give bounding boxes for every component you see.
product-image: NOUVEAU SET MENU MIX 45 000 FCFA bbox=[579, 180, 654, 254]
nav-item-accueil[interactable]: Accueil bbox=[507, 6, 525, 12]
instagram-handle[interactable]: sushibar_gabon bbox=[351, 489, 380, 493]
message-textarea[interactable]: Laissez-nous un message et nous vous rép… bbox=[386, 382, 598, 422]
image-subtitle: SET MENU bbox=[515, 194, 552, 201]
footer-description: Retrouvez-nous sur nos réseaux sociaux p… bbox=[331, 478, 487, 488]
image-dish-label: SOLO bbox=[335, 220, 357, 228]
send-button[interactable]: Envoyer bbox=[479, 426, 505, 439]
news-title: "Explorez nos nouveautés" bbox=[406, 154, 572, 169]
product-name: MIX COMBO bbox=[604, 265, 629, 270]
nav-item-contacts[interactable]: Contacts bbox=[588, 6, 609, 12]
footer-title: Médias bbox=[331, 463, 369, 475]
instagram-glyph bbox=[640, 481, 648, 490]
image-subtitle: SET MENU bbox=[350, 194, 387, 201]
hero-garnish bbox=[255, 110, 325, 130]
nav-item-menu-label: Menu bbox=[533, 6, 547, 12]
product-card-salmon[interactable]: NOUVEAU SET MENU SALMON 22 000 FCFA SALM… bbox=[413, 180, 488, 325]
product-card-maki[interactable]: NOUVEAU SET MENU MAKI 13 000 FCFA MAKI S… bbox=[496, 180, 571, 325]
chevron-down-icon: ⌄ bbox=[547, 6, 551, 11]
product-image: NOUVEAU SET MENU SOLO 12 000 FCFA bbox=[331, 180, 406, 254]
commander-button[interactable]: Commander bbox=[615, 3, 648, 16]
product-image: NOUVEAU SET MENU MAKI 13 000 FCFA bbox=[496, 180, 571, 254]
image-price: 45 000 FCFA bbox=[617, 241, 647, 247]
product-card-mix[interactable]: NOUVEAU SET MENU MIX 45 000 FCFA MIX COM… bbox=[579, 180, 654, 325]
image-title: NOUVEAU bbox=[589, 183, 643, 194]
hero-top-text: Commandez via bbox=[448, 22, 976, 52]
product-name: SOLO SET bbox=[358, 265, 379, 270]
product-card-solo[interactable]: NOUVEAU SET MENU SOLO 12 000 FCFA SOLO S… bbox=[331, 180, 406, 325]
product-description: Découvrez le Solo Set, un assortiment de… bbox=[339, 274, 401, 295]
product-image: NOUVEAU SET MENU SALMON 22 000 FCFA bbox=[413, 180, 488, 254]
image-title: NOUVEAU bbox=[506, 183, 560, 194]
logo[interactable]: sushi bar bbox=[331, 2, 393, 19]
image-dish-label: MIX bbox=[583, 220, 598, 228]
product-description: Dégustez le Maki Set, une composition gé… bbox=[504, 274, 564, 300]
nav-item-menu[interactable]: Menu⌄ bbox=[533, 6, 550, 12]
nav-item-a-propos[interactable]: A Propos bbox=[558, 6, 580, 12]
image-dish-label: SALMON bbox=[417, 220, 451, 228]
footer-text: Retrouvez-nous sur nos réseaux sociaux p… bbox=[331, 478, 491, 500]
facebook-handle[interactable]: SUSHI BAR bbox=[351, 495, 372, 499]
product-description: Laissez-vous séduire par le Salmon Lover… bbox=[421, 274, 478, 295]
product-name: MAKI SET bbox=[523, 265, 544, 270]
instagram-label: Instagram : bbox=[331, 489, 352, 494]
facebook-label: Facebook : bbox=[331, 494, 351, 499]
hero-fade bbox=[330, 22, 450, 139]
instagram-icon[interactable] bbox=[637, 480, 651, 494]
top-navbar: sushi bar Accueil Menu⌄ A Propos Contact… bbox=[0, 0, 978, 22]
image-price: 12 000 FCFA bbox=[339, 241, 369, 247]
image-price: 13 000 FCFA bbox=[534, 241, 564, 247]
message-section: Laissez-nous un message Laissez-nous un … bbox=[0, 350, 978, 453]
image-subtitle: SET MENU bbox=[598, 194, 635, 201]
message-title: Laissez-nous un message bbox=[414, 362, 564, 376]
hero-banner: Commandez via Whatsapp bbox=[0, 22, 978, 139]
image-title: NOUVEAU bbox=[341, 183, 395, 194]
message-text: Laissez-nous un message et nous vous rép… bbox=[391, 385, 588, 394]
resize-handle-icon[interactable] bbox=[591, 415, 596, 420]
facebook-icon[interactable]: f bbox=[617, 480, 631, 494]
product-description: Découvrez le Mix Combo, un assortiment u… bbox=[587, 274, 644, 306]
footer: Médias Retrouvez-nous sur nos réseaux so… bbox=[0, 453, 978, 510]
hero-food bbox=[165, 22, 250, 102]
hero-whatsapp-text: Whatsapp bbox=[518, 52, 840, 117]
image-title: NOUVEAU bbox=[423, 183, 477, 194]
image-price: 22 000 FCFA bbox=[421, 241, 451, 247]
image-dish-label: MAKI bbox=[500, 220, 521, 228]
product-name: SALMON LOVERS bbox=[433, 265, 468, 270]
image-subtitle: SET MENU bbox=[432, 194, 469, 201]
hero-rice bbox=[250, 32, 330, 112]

════

# WHAT IS REQUIRED
Copy the records above line for line, with no changes.

# PROBLEM SOLUTION
give bounding boxes for every component you see.
product-image: NOUVEAU SET MENU MIX 45 000 FCFA bbox=[579, 180, 654, 254]
nav-item-accueil[interactable]: Accueil bbox=[507, 6, 525, 12]
instagram-handle[interactable]: sushibar_gabon bbox=[351, 489, 380, 493]
message-textarea[interactable]: Laissez-nous un message et nous vous rép… bbox=[386, 382, 598, 422]
image-subtitle: SET MENU bbox=[515, 194, 552, 201]
footer-description: Retrouvez-nous sur nos réseaux sociaux p… bbox=[331, 478, 487, 488]
image-dish-label: SOLO bbox=[335, 220, 357, 228]
send-button[interactable]: Envoyer bbox=[479, 426, 505, 439]
news-title: "Explorez nos nouveautés" bbox=[406, 154, 572, 169]
product-name: MIX COMBO bbox=[604, 265, 629, 270]
nav-item-contacts[interactable]: Contacts bbox=[588, 6, 609, 12]
footer-title: Médias bbox=[331, 463, 369, 475]
instagram-glyph bbox=[640, 481, 648, 490]
image-subtitle: SET MENU bbox=[350, 194, 387, 201]
hero-garnish bbox=[255, 110, 325, 130]
nav-item-menu-label: Menu bbox=[533, 6, 547, 12]
product-card-salmon[interactable]: NOUVEAU SET MENU SALMON 22 000 FCFA SALM… bbox=[413, 180, 488, 325]
product-card-maki[interactable]: NOUVEAU SET MENU MAKI 13 000 FCFA MAKI S… bbox=[496, 180, 571, 325]
chevron-down-icon: ⌄ bbox=[547, 6, 551, 11]
product-image: NOUVEAU SET MENU SOLO 12 000 FCFA bbox=[331, 180, 406, 254]
commander-button[interactable]: Commander bbox=[615, 3, 648, 16]
product-image: NOUVEAU SET MENU MAKI 13 000 FCFA bbox=[496, 180, 571, 254]
image-price: 45 000 FCFA bbox=[617, 241, 647, 247]
product-card-mix[interactable]: NOUVEAU SET MENU MIX 45 000 FCFA MIX COM… bbox=[579, 180, 654, 325]
image-title: NOUVEAU bbox=[589, 183, 643, 194]
hero-top-text: Commandez via bbox=[448, 22, 976, 52]
product-name: SOLO SET bbox=[358, 265, 379, 270]
product-card-solo[interactable]: NOUVEAU SET MENU SOLO 12 000 FCFA SOLO S… bbox=[331, 180, 406, 325]
product-description: Découvrez le Solo Set, un assortiment de… bbox=[339, 274, 401, 295]
product-image: NOUVEAU SET MENU SALMON 22 000 FCFA bbox=[413, 180, 488, 254]
image-title: NOUVEAU bbox=[506, 183, 560, 194]
logo[interactable]: sushi bar bbox=[331, 2, 393, 19]
image-dish-label: MIX bbox=[583, 220, 598, 228]
product-description: Dégustez le Maki Set, une composition gé… bbox=[504, 274, 564, 300]
nav-item-menu[interactable]: Menu⌄ bbox=[533, 6, 550, 12]
nav-item-a-propos[interactable]: A Propos bbox=[558, 6, 580, 12]
image-dish-label: SALMON bbox=[417, 220, 451, 228]
footer-text: Retrouvez-nous sur nos réseaux sociaux p… bbox=[331, 478, 491, 500]
facebook-handle[interactable]: SUSHI BAR bbox=[351, 495, 372, 499]
product-description: Laissez-vous séduire par le Salmon Lover… bbox=[421, 274, 478, 295]
product-name: MAKI SET bbox=[523, 265, 544, 270]
instagram-label: Instagram : bbox=[331, 489, 352, 494]
facebook-label: Facebook : bbox=[331, 494, 351, 499]
hero-fade bbox=[330, 22, 450, 139]
instagram-icon[interactable] bbox=[637, 480, 651, 494]
top-navbar: sushi bar Accueil Menu⌄ A Propos Contact… bbox=[0, 0, 978, 22]
image-price: 12 000 FCFA bbox=[339, 241, 369, 247]
image-price: 13 000 FCFA bbox=[534, 241, 564, 247]
message-section: Laissez-nous un message Laissez-nous un … bbox=[0, 350, 978, 453]
image-subtitle: SET MENU bbox=[598, 194, 635, 201]
message-title: Laissez-nous un message bbox=[414, 362, 564, 376]
hero-banner: Commandez via Whatsapp bbox=[0, 22, 978, 139]
image-title: NOUVEAU bbox=[341, 183, 395, 194]
message-text: Laissez-nous un message et nous vous rép… bbox=[391, 385, 588, 394]
resize-handle-icon[interactable] bbox=[591, 415, 596, 420]
facebook-icon[interactable]: f bbox=[617, 480, 631, 494]
product-description: Découvrez le Mix Combo, un assortiment u… bbox=[587, 274, 644, 306]
footer: Médias Retrouvez-nous sur nos réseaux so… bbox=[0, 453, 978, 510]
hero-food bbox=[165, 22, 250, 102]
hero-whatsapp-text: Whatsapp bbox=[518, 52, 840, 117]
image-title: NOUVEAU bbox=[423, 183, 477, 194]
image-price: 22 000 FCFA bbox=[421, 241, 451, 247]
image-dish-label: MAKI bbox=[500, 220, 521, 228]
product-name: SALMON LOVERS bbox=[433, 265, 468, 270]
image-subtitle: SET MENU bbox=[432, 194, 469, 201]
hero-rice bbox=[250, 32, 330, 112]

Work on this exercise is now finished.